Convert every line of the rows below into a Markdown table with the columns "No." and "Line", numbering each line and skipping blank ones. Leave the pictures out of the table.

## START TASK MATERIAL

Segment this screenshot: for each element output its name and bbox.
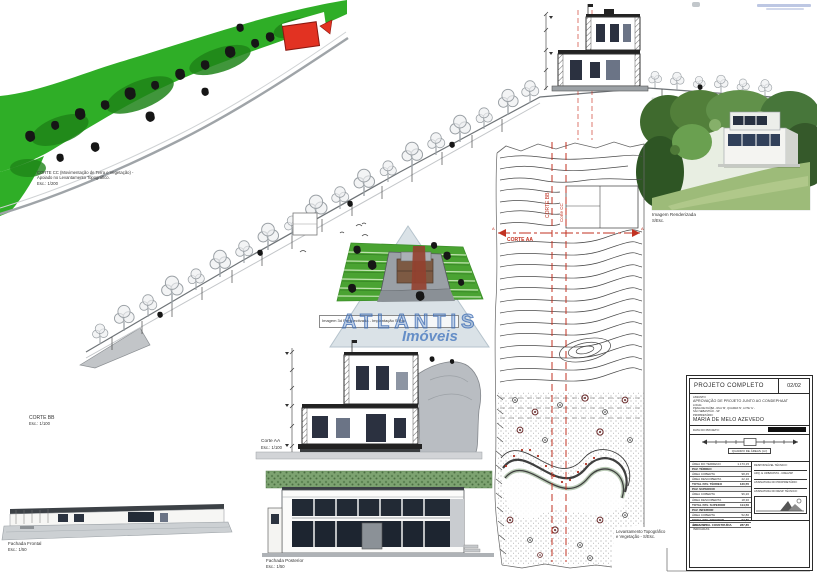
areas-header: QUADRO DE ÁREAS (m²) <box>728 448 772 454</box>
title-block-inner: PROJETO COMPLETO 02/02 ASSUNTO: APROVAÇÃ… <box>689 378 810 568</box>
signature-column: RESPONSÁVEL TÉCNICO: ARQ. E URBANISTA - … <box>752 462 809 520</box>
corte-cc-caption: CORTE CC (Movimentação de Terra e Vegeta… <box>37 170 133 186</box>
section-top-drawing <box>544 4 648 140</box>
corte-cc-caption-scale: Esc.: 1/200 <box>37 181 133 186</box>
graphic-scale-icon <box>698 437 802 447</box>
levantamento-caption-line2: e Vegetação - S/Esc. <box>616 534 665 539</box>
topographic-plan-drawing: A A CORTE BB Corte CC CORTE AA <box>492 142 644 568</box>
title-block-scalebar: QUADRO DE ÁREAS (m²) <box>690 435 809 462</box>
office-logo-box <box>754 496 807 514</box>
levantamento-caption: Levantamento Topográfico e Vegetação - S… <box>616 529 665 540</box>
escalas-value: INDICADAS <box>693 527 806 531</box>
section-arrow-label-right: A <box>641 226 644 231</box>
title-block: PROJETO COMPLETO 02/02 ASSUNTO: APROVAÇÃ… <box>686 375 813 571</box>
title-block-main: ÁREA DO TERRENO1.173,15 PAV. TÉRREO ÁREA… <box>690 462 809 521</box>
fachada-posterior-caption-scale: Esc.: 1/50 <box>266 564 304 569</box>
title-block-footer: ESCALAS: INDICADAS <box>690 521 809 567</box>
fachada-frontal-caption-scale: Esc.: 1/50 <box>8 547 41 552</box>
drawing-sheet: A A CORTE BB Corte CC CORTE AA CORTE CC … <box>0 0 817 579</box>
areas-table: ÁREA DO TERRENO1.173,15 PAV. TÉRREO ÁREA… <box>690 462 752 520</box>
plan-corte-cc-label: Corte CC <box>559 202 564 222</box>
plan-corte-aa-label: CORTE AA <box>507 237 533 243</box>
imagem-renderizada-caption-name: Imagem Renderizada <box>652 212 696 218</box>
fachada-frontal-caption-name: Fachada Frontal <box>8 541 41 547</box>
title-block-date-row: DATA DO PROJETO: <box>690 426 809 435</box>
rendered-image-drawing <box>636 90 817 210</box>
corte-aa-drawing <box>256 340 482 459</box>
corte-aa-caption: Corte AA Esc.: 1/100 <box>261 439 282 450</box>
imagem-renderizada-caption-scale: S/Esc. <box>652 218 696 223</box>
fachada-frontal-caption: Fachada Frontal Esc.: 1/50 <box>8 541 41 552</box>
proprietario-value: MARIA DE MELO AZEVEDO <box>693 417 806 423</box>
corte-bb-caption-scale: Esc.: 1/100 <box>29 421 54 426</box>
signature-line <box>754 485 807 490</box>
title-block-info: ASSUNTO: APROVAÇÃO DE PROJETO JUNTO AO C… <box>690 394 809 426</box>
title-block-header: PROJETO COMPLETO 02/02 <box>690 379 809 394</box>
fachada-posterior-caption: Fachada Posterior Esc.: 1/50 <box>266 558 304 569</box>
signature-line <box>754 467 807 472</box>
fachada-posterior-drawing <box>262 471 494 557</box>
mountain-logo-icon <box>754 497 806 513</box>
date-label: DATA DO PROJETO: <box>693 428 720 432</box>
sheet-number: 02/02 <box>779 379 809 393</box>
sig-label-4: ASSINATURA DO RESP. TÉCNICO: <box>754 490 807 493</box>
imoveis-watermark-text: Imóveis <box>402 328 458 345</box>
approval-stamp <box>768 427 806 433</box>
plan-corte-bb-label: CORTE BB <box>545 192 551 218</box>
imagem-renderizada-caption: Imagem Renderizada S/Esc. <box>652 212 696 223</box>
corte-bb-caption: CORTE BB Esc.: 1/100 <box>29 415 54 427</box>
fachada-posterior-caption-name: Fachada Posterior <box>266 558 304 564</box>
signature-line <box>754 476 807 481</box>
section-arrow-label-left: A <box>492 226 495 231</box>
project-title: PROJETO COMPLETO <box>690 379 779 393</box>
corte-aa-caption-scale: Esc.: 1/100 <box>261 445 282 450</box>
fachada-frontal-drawing <box>2 504 232 540</box>
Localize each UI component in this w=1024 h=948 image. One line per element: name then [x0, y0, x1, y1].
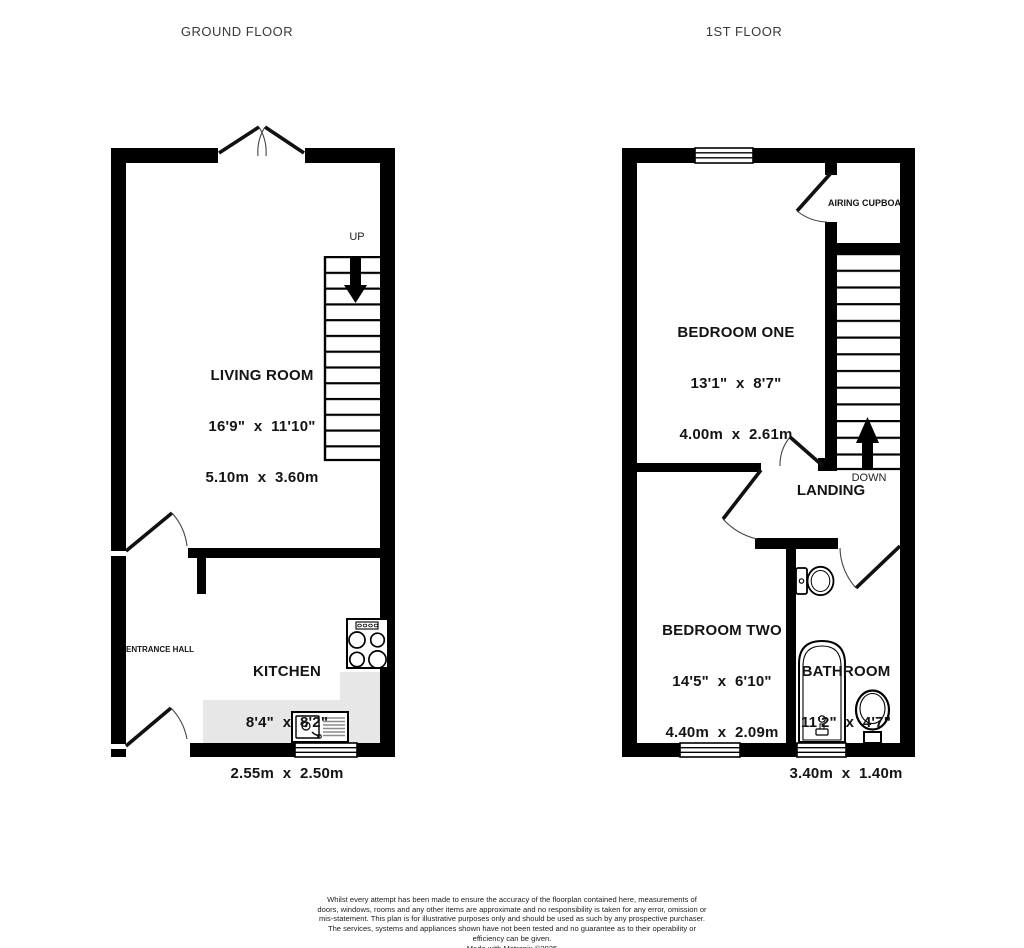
- room-dims-metric: 4.40m x 2.09m: [662, 724, 782, 741]
- disclaimer-text: Whilst every attempt has been made to en…: [316, 895, 708, 944]
- door-living-to-hall: [126, 513, 187, 551]
- airing-cupboard-door: [797, 173, 831, 222]
- room-dims-imperial: 11'2" x 4'7": [789, 714, 902, 731]
- airing-cupboard-label: AIRING CUPBOARD: [828, 197, 901, 209]
- room-dims-metric: 3.40m x 1.40m: [789, 765, 902, 782]
- bedroom-two-label: BEDROOM TWO 14'5" x 6'10" 4.40m x 2.09m: [662, 588, 782, 775]
- credit-text: Made with Metropix ©2025: [316, 944, 708, 948]
- kitchen-label: KITCHEN 8'4" x 8'2" 2.55m x 2.50m: [230, 629, 343, 816]
- room-dims-metric: 2.55m x 2.50m: [230, 765, 343, 782]
- room-name: BEDROOM ONE: [677, 324, 794, 341]
- ground-floor-title: GROUND FLOOR: [181, 24, 293, 39]
- room-name: BEDROOM TWO: [662, 622, 782, 639]
- up-label: UP: [349, 231, 364, 244]
- room-dims-imperial: 13'1" x 8'7": [677, 375, 794, 392]
- living-room-label: LIVING ROOM 16'9" x 11'10" 5.10m x 3.60m: [205, 333, 318, 520]
- room-dims-imperial: 16'9" x 11'10": [205, 418, 318, 435]
- bathroom-door: [840, 546, 900, 588]
- first-floor-title: 1ST FLOOR: [706, 24, 783, 39]
- room-dims-imperial: 14'5" x 6'10": [662, 673, 782, 690]
- stove-icon: [347, 619, 388, 668]
- toilet-icon: [796, 567, 834, 595]
- floorplan-page: GROUND FLOOR 1ST FLOOR LIVING ROOM 16'9"…: [0, 0, 1024, 948]
- room-dims-imperial: 8'4" x 8'2": [230, 714, 343, 731]
- room-dims-metric: 4.00m x 2.61m: [677, 426, 794, 443]
- bedroom-one-label: BEDROOM ONE 13'1" x 8'7" 4.00m x 2.61m: [677, 290, 794, 477]
- front-door: [126, 708, 187, 746]
- landing-label: LANDING: [797, 483, 865, 499]
- bedroom-two-door: [723, 470, 761, 539]
- entrance-hall-label: ENTRANCE HALL: [126, 645, 194, 655]
- room-dims-metric: 5.10m x 3.60m: [205, 469, 318, 486]
- bathroom-label: BATHROOM 11'2" x 4'7" 3.40m x 1.40m: [789, 629, 902, 816]
- french-doors: [219, 127, 304, 156]
- down-label: DOWN: [852, 472, 887, 485]
- room-name: BATHROOM: [789, 663, 902, 680]
- room-name: LIVING ROOM: [205, 367, 318, 384]
- footer: Whilst every attempt has been made to en…: [316, 895, 708, 948]
- window-first-top: [695, 148, 753, 163]
- room-name: KITCHEN: [230, 663, 343, 680]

## END TASK MATERIAL

SOLUTION:
| No. | Line |
|---|---|
| 1 | Segment this screenshot: for each element output its name and bbox. |
| 2 | areas-header: QUADRO DE ÁREAS (m²) <box>728 448 772 454</box> |
| 3 | title-block-inner: PROJETO COMPLETO 02/02 ASSUNTO: APROVAÇÃ… <box>689 378 810 568</box> |
| 4 | signature-column: RESPONSÁVEL TÉCNICO: ARQ. E URBANISTA - … <box>752 462 809 520</box> |
| 5 | corte-cc-caption: CORTE CC (Movimentação de Terra e Vegeta… <box>37 170 133 186</box> |
| 6 | section-top-drawing <box>544 4 648 140</box> |
| 7 | corte-cc-caption-scale: Esc.: 1/200 <box>37 181 133 186</box> |
| 8 | graphic-scale-icon <box>698 437 802 447</box> |
| 9 | levantamento-caption-line2: e Vegetação - S/Esc. <box>616 534 665 539</box> |
| 10 | topographic-plan-drawing: A A CORTE BB Corte CC CORTE AA <box>492 142 644 568</box> |
| 11 | title-block-scalebar: QUADRO DE ÁREAS (m²) <box>690 435 809 462</box> |
| 12 | office-logo-box <box>754 496 807 514</box> |
| 13 | levantamento-caption: Levantamento Topográfico e Vegetação - S… <box>616 529 665 540</box> |
| 14 | escalas-value: INDICADAS <box>693 527 806 531</box> |
| 15 | section-arrow-label-right: A <box>641 226 644 231</box> |
| 16 | title-block: PROJETO COMPLETO 02/02 ASSUNTO: APROVAÇÃ… <box>686 375 813 571</box> |
| 17 | title-block-main: ÁREA DO TERRENO1.173,15 PAV. TÉRREO ÁREA… <box>690 462 809 521</box> |
| 18 | fachada-posterior-caption-scale: Esc.: 1/50 <box>266 564 304 569</box> |
| 19 | title-block-footer: ESCALAS: INDICADAS <box>690 521 809 567</box> |
| 20 | fachada-frontal-caption-scale: Esc.: 1/50 <box>8 547 41 552</box> |
| 21 | drawing-sheet: A A CORTE BB Corte CC CORTE AA CORTE CC … <box>0 0 817 579</box> |
| 22 | areas-table: ÁREA DO TERRENO1.173,15 PAV. TÉRREO ÁREA… <box>690 462 752 520</box> |
| 23 | plan-corte-cc-label: Corte CC <box>559 202 564 222</box> |
| 24 | plan-corte-aa-label: CORTE AA <box>507 237 533 243</box> |
| 25 | imagem-renderizada-caption-name: Imagem Renderizada <box>652 212 696 218</box> |
| 26 | fachada-frontal-caption-name: Fachada Frontal <box>8 541 41 547</box> |
| 27 | title-block-date-row: DATA DO PROJETO: <box>690 426 809 435</box> |
| 28 | rendered-image-drawing <box>636 90 817 210</box> |
| 29 | corte-aa-drawing <box>256 340 482 459</box> |
| 30 | corte-aa-caption: Corte AA Esc.: 1/100 <box>261 439 282 450</box> |
| 31 | imagem-renderizada-caption-scale: S/Esc. <box>652 218 696 223</box> |
| 32 | fachada-frontal-caption: Fachada Frontal Esc.: 1/50 <box>8 541 41 552</box> |
| 33 | proprietario-value: MARIA DE MELO AZEVEDO <box>693 417 806 423</box> |
| 34 | corte-bb-caption-scale: Esc.: 1/100 <box>29 421 54 426</box> |
| 35 | signature-line <box>754 485 807 490</box> |
| 36 | title-block-info: ASSUNTO: APROVAÇÃO DE PROJETO JUNTO AO C… <box>690 394 809 426</box> |
| 37 | title-block-header: PROJETO COMPLETO 02/02 <box>690 379 809 394</box> |
| 38 | fachada-posterior-caption: Fachada Posterior Esc.: 1/50 <box>266 558 304 569</box> |
| 39 | signature-line <box>754 467 807 472</box> |
| 40 | fachada-posterior-drawing <box>262 471 494 557</box> |
| 41 | mountain-logo-icon <box>754 497 806 513</box> |
| 42 | date-label: DATA DO PROJETO: <box>693 428 720 432</box> |
| 43 | sheet-number: 02/02 <box>779 379 809 393</box> |
| 44 | sig-label-4: ASSINATURA DO RESP. TÉCNICO: <box>754 490 807 493</box> |
| 45 | imoveis-watermark-text: Imóveis <box>402 328 458 345</box> |
| 46 | approval-stamp <box>768 427 806 433</box> |
| 47 | plan-corte-bb-label: CORTE BB <box>545 192 551 218</box> |
| 48 | imagem-renderizada-caption: Imagem Renderizada S/Esc. <box>652 212 696 223</box> |
| 49 | corte-bb-caption: CORTE BB Esc.: 1/100 <box>29 415 54 427</box> |
| 50 | fachada-posterior-caption-name: Fachada Posterior <box>266 558 304 564</box> |
| 51 | signature-line <box>754 476 807 481</box> |
| 52 | section-arrow-label-left: A <box>492 226 495 231</box> |
| 53 | project-title: PROJETO COMPLETO <box>690 379 779 393</box> |
| 54 | corte-aa-caption-scale: Esc.: 1/100 <box>261 445 282 450</box> |
| 55 | fachada-frontal-drawing <box>2 504 232 540</box> |
| 56 | Localize each UI component in this w=1024 h=948 image. One line per element: name then [x0, y0, x1, y1]. |
| 57 | - room-dims-metric: 4.40m x 2.09m: [662, 724, 782, 741] |
| 58 | - disclaimer-text: Whilst every attempt has been made to en…: [316, 895, 708, 944] |
| 59 | - door-living-to-hall: [126, 513, 187, 551] |
| 60 | - airing-cupboard-door: [797, 173, 831, 222] |
| 61 | - room-dims-imperial: 11'2" x 4'7": [789, 714, 902, 731] |
| 62 | - airing-cupboard-label: AIRING CUPBOARD: [828, 197, 901, 209] |
| 63 | - room-dims-metric: 3.40m x 1.40m: [789, 765, 902, 782] |
| 64 | - bedroom-two-label: BEDROOM TWO 14'5" x 6'10" 4.40m x 2.09m: [662, 588, 782, 775] |
| 65 | - credit-text: Made with Metropix ©2025: [316, 944, 708, 948] |
| 66 | - kitchen-label: KITCHEN 8'4" x 8'2" 2.55m x 2.50m: [230, 629, 343, 816] |
| 67 | - room-dims-metric: 2.55m x 2.50m: [230, 765, 343, 782] |
| 68 | - room-name: BEDROOM ONE: [677, 324, 794, 341] |
| 69 | - ground-floor-title: GROUND FLOOR: [181, 24, 293, 39] |
| 70 | - room-name: BEDROOM TWO: [662, 622, 782, 639] |
| 71 | - up-label: UP: [349, 231, 364, 244] |
| 72 | - room-dims-imperial: 13'1" x 8'7": [677, 375, 794, 392] |
| 73 | - living-room-label: LIVING ROOM 16'9" x 11'10" 5.10m x 3.60m: [205, 333, 318, 520] |
| 74 | - room-dims-imperial: 16'9" x 11'10": [205, 418, 318, 435] |
| 75 | - bathroom-door: [840, 546, 900, 588] |
| 76 | - first-floor-title: 1ST FLOOR: [706, 24, 783, 39] |
| 77 | - room-dims-imperial: 14'5" x 6'10": [662, 673, 782, 690] |
| 78 | - stove-icon: [347, 619, 388, 668] |
| 79 | - toilet-icon: [796, 567, 834, 595] |
| 80 | - floorplan-page: GROUND FLOOR 1ST FLOOR LIVING ROOM 16'9"…: [0, 0, 1024, 948] |
| 81 | - room-dims-imperial: 8'4" x 8'2": [230, 714, 343, 731] |
| 82 | - room-dims-metric: 4.00m x 2.61m: [677, 426, 794, 443] |
| 83 | - bedroom-one-label: BEDROOM ONE 13'1" x 8'7" 4.00m x 2.61m: [677, 290, 794, 477] |
| 84 | - front-door: [126, 708, 187, 746] |
| 85 | - landing-label: LANDING: [797, 483, 865, 499] |
| 86 | - bedroom-two-door: [723, 470, 761, 539] |
| 87 | - entrance-hall-label: ENTRANCE HALL: [126, 645, 194, 655] |
| 88 | - room-dims-metric: 5.10m x 3.60m: [205, 469, 318, 486] |
| 89 | - bathroom-label: BATHROOM 11'2" x 4'7" 3.40m x 1.40m: [789, 629, 902, 816] |
| 90 | - french-doors: [219, 127, 304, 156] |
| 91 | - down-label: DOWN: [852, 472, 887, 485] |
| 92 | - room-name: BATHROOM: [789, 663, 902, 680] |
| 93 | - room-name: LIVING ROOM: [205, 367, 318, 384] |
| 94 | - footer: Whilst every attempt has been made to en…: [316, 895, 708, 948] |
| 95 | - window-first-top: [695, 148, 753, 163] |
| 96 | - room-name: KITCHEN: [230, 663, 343, 680] |